TO BE DONE: Transcribe the records that follow, preserving every word.

==*==

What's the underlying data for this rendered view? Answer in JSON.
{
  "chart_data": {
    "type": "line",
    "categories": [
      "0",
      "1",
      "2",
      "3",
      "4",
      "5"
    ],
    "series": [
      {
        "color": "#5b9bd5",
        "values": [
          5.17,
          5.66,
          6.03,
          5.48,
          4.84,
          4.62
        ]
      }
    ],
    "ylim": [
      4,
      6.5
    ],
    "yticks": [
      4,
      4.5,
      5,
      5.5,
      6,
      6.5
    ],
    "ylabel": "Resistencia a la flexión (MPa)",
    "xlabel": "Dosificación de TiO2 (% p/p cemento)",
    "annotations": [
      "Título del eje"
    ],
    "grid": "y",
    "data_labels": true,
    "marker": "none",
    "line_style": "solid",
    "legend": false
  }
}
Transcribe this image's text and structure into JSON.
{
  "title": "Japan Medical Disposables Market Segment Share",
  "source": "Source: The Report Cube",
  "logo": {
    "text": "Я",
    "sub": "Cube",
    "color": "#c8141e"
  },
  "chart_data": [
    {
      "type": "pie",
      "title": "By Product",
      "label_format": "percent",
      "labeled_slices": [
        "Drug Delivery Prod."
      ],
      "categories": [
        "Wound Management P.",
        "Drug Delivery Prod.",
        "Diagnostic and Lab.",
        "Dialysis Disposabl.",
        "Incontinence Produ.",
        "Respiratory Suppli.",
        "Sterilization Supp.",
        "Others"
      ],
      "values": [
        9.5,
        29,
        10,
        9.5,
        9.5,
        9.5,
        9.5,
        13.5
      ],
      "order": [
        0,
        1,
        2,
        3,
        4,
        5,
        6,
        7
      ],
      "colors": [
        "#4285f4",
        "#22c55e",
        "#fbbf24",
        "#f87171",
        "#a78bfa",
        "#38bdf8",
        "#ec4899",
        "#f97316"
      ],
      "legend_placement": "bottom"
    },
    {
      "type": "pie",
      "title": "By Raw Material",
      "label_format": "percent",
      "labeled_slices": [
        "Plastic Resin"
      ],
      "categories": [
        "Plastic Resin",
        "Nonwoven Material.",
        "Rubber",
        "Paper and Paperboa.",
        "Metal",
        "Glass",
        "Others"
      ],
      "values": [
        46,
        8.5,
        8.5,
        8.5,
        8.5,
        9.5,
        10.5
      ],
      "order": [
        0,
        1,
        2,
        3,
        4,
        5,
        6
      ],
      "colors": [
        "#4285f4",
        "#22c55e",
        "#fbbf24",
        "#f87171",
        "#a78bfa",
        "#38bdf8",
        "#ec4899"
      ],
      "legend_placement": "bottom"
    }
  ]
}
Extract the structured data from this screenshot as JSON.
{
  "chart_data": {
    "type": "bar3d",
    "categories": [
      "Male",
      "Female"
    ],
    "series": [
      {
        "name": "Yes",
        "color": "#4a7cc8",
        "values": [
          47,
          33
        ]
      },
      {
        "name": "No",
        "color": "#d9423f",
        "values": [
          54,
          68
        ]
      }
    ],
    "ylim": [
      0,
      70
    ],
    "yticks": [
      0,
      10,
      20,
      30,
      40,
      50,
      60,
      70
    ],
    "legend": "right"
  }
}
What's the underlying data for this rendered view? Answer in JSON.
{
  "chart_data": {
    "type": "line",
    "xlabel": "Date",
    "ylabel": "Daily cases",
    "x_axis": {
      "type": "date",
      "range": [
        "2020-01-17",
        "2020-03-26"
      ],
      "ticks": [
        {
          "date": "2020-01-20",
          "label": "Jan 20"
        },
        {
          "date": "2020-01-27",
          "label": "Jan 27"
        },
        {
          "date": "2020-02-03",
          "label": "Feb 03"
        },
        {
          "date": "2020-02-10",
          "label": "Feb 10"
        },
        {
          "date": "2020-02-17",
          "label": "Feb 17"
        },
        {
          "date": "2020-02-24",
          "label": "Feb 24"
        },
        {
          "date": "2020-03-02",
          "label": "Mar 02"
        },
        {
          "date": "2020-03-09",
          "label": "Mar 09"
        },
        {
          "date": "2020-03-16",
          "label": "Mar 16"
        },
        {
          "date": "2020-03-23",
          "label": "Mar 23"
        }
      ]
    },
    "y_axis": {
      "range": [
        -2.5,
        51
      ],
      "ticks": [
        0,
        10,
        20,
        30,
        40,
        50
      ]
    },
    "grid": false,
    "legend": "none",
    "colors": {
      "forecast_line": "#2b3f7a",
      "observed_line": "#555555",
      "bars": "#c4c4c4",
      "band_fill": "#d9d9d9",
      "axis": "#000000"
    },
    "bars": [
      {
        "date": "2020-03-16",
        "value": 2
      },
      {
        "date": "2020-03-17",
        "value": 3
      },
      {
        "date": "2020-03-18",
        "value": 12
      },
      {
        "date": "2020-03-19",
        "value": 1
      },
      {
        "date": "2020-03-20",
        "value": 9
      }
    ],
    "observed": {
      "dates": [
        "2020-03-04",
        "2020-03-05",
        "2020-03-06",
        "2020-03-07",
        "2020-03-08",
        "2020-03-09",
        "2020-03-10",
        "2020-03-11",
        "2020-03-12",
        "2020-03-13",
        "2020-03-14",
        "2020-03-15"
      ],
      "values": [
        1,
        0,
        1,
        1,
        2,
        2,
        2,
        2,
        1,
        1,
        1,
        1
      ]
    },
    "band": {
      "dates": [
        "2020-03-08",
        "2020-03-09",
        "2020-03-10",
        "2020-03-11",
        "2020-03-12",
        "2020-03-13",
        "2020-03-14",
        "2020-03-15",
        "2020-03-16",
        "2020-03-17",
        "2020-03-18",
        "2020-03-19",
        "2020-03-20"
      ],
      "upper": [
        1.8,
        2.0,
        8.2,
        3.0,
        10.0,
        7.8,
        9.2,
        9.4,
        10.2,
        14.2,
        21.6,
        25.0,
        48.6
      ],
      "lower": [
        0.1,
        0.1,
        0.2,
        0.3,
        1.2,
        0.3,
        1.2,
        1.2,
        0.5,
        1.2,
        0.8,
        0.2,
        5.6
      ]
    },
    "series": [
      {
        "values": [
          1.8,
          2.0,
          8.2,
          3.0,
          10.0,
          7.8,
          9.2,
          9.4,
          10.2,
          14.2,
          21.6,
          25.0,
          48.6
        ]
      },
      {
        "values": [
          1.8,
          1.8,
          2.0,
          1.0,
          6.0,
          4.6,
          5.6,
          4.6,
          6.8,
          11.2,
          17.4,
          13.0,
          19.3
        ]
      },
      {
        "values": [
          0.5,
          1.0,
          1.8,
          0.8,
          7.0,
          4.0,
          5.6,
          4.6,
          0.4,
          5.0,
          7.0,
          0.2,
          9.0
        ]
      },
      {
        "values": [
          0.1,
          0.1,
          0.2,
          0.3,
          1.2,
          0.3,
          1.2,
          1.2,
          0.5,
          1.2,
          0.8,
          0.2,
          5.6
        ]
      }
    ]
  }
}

==*==

THE ANSWER:
What's the underlying data for this rendered view? Answer in JSON.
{
  "chart_data": {
    "type": "line",
    "categories": [
      "0",
      "1",
      "2",
      "3",
      "4",
      "5"
    ],
    "series": [
      {
        "color": "#5b9bd5",
        "values": [
          5.17,
          5.66,
          6.03,
          5.48,
          4.84,
          4.62
        ]
      }
    ],
    "ylim": [
      4,
      6.5
    ],
    "yticks": [
      4,
      4.5,
      5,
      5.5,
      6,
      6.5
    ],
    "ylabel": "Resistencia a la flexión (MPa)",
    "xlabel": "Dosificación de TiO2 (% p/p cemento)",
    "annotations": [
      "Título del eje"
    ],
    "grid": "y",
    "data_labels": true,
    "marker": "none",
    "line_style": "solid",
    "legend": false
  }
}
Transcribe this image's text and structure into JSON.
{
  "title": "Japan Medical Disposables Market Segment Share",
  "source": "Source: The Report Cube",
  "logo": {
    "text": "Я",
    "sub": "Cube",
    "color": "#c8141e"
  },
  "chart_data": [
    {
      "type": "pie",
      "title": "By Product",
      "label_format": "percent",
      "labeled_slices": [
        "Drug Delivery Prod."
      ],
      "categories": [
        "Wound Management P.",
        "Drug Delivery Prod.",
        "Diagnostic and Lab.",
        "Dialysis Disposabl.",
        "Incontinence Produ.",
        "Respiratory Suppli.",
        "Sterilization Supp.",
        "Others"
      ],
      "values": [
        9.5,
        29,
        10,
        9.5,
        9.5,
        9.5,
        9.5,
        13.5
      ],
      "order": [
        0,
        1,
        2,
        3,
        4,
        5,
        6,
        7
      ],
      "colors": [
        "#4285f4",
        "#22c55e",
        "#fbbf24",
        "#f87171",
        "#a78bfa",
        "#38bdf8",
        "#ec4899",
        "#f97316"
      ],
      "legend_placement": "bottom"
    },
    {
      "type": "pie",
      "title": "By Raw Material",
      "label_format": "percent",
      "labeled_slices": [
        "Plastic Resin"
      ],
      "categories": [
        "Plastic Resin",
        "Nonwoven Material.",
        "Rubber",
        "Paper and Paperboa.",
        "Metal",
        "Glass",
        "Others"
      ],
      "values": [
        46,
        8.5,
        8.5,
        8.5,
        8.5,
        9.5,
        10.5
      ],
      "order": [
        0,
        1,
        2,
        3,
        4,
        5,
        6
      ],
      "colors": [
        "#4285f4",
        "#22c55e",
        "#fbbf24",
        "#f87171",
        "#a78bfa",
        "#38bdf8",
        "#ec4899"
      ],
      "legend_placement": "bottom"
    }
  ]
}
Extract the structured data from this screenshot as JSON.
{
  "chart_data": {
    "type": "bar3d",
    "categories": [
      "Male",
      "Female"
    ],
    "series": [
      {
        "name": "Yes",
        "color": "#4a7cc8",
        "values": [
          47,
          33
        ]
      },
      {
        "name": "No",
        "color": "#d9423f",
        "values": [
          54,
          68
        ]
      }
    ],
    "ylim": [
      0,
      70
    ],
    "yticks": [
      0,
      10,
      20,
      30,
      40,
      50,
      60,
      70
    ],
    "legend": "right"
  }
}
What's the underlying data for this rendered view? Answer in JSON.
{
  "chart_data": {
    "type": "line",
    "xlabel": "Date",
    "ylabel": "Daily cases",
    "x_axis": {
      "type": "date",
      "range": [
        "2020-01-17",
        "2020-03-26"
      ],
      "ticks": [
        {
          "date": "2020-01-20",
          "label": "Jan 20"
        },
        {
          "date": "2020-01-27",
          "label": "Jan 27"
        },
        {
          "date": "2020-02-03",
          "label": "Feb 03"
        },
        {
          "date": "2020-02-10",
          "label": "Feb 10"
        },
        {
          "date": "2020-02-17",
          "label": "Feb 17"
        },
        {
          "date": "2020-02-24",
          "label": "Feb 24"
        },
        {
          "date": "2020-03-02",
          "label": "Mar 02"
        },
        {
          "date": "2020-03-09",
          "label": "Mar 09"
        },
        {
          "date": "2020-03-16",
          "label": "Mar 16"
        },
        {
          "date": "2020-03-23",
          "label": "Mar 23"
        }
      ]
    },
    "y_axis": {
      "range": [
        -2.5,
        51
      ],
      "ticks": [
        0,
        10,
        20,
        30,
        40,
        50
      ]
    },
    "grid": false,
    "legend": "none",
    "colors": {
      "forecast_line": "#2b3f7a",
      "observed_line": "#555555",
      "bars": "#c4c4c4",
      "band_fill": "#d9d9d9",
      "axis": "#000000"
    },
    "bars": [
      {
        "date": "2020-03-16",
        "value": 2
      },
      {
        "date": "2020-03-17",
        "value": 3
      },
      {
        "date": "2020-03-18",
        "value": 12
      },
      {
        "date": "2020-03-19",
        "value": 1
      },
      {
        "date": "2020-03-20",
        "value": 9
      }
    ],
    "observed": {
      "dates": [
        "2020-03-04",
        "2020-03-05",
        "2020-03-06",
        "2020-03-07",
        "2020-03-08",
        "2020-03-09",
        "2020-03-10",
        "2020-03-11",
        "2020-03-12",
        "2020-03-13",
        "2020-03-14",
        "2020-03-15"
      ],
      "values": [
        1,
        0,
        1,
        1,
        2,
        2,
        2,
        2,
        1,
        1,
        1,
        1
      ]
    },
    "band": {
      "dates": [
        "2020-03-08",
        "2020-03-09",
        "2020-03-10",
        "2020-03-11",
        "2020-03-12",
        "2020-03-13",
        "2020-03-14",
        "2020-03-15",
        "2020-03-16",
        "2020-03-17",
        "2020-03-18",
        "2020-03-19",
        "2020-03-20"
      ],
      "upper": [
        1.8,
        2.0,
        8.2,
        3.0,
        10.0,
        7.8,
        9.2,
        9.4,
        10.2,
        14.2,
        21.6,
        25.0,
        48.6
      ],
      "lower": [
        0.1,
        0.1,
        0.2,
        0.3,
        1.2,
        0.3,
        1.2,
        1.2,
        0.5,
        1.2,
        0.8,
        0.2,
        5.6
      ]
    },
    "series": [
      {
        "values": [
          1.8,
          2.0,
          8.2,
          3.0,
          10.0,
          7.8,
          9.2,
          9.4,
          10.2,
          14.2,
          21.6,
          25.0,
          48.6
        ]
      },
      {
        "values": [
          1.8,
          1.8,
          2.0,
          1.0,
          6.0,
          4.6,
          5.6,
          4.6,
          6.8,
          11.2,
          17.4,
          13.0,
          19.3
        ]
      },
      {
        "values": [
          0.5,
          1.0,
          1.8,
          0.8,
          7.0,
          4.0,
          5.6,
          4.6,
          0.4,
          5.0,
          7.0,
          0.2,
          9.0
        ]
      },
      {
        "values": [
          0.1,
          0.1,
          0.2,
          0.3,
          1.2,
          0.3,
          1.2,
          1.2,
          0.5,
          1.2,
          0.8,
          0.2,
          5.6
        ]
      }
    ]
  }
}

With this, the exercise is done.